[Items from a dataset]
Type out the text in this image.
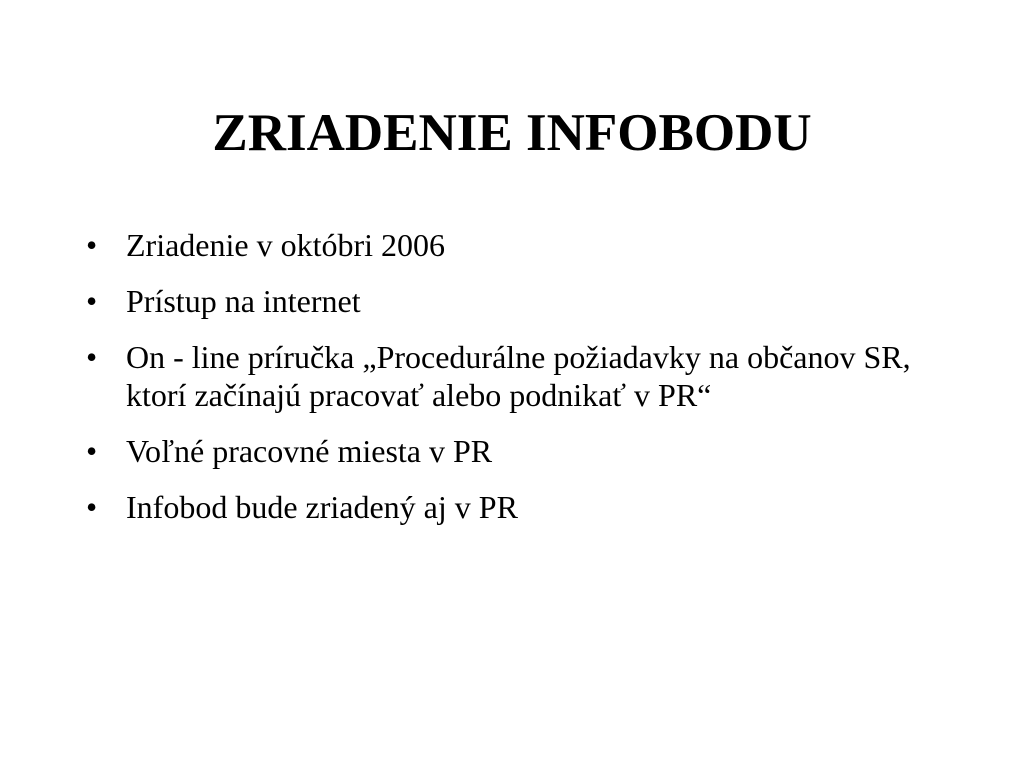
ZRIADENIE INFOBODU
• Zriadenie v októbri 2006
• Prístup na internet
• On - line príručka „Procedurálne požiadavky na občanov SR, ktorí začínajú pracovať alebo podnikať v PR“
• Voľné pracovné miesta v PR
• Infobod bude zriadený aj v PR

Task instructions →
Please set down each line of the data above exactly as written, without the pictures.

Result of this task →
Type out the text in this image.
ZRIADENIE INFOBODU
• Zriadenie v októbri 2006
• Prístup na internet
• On - line príručka „Procedurálne požiadavky na občanov SR, ktorí začínajú pracovať alebo podnikať v PR“
• Voľné pracovné miesta v PR
• Infobod bude zriadený aj v PR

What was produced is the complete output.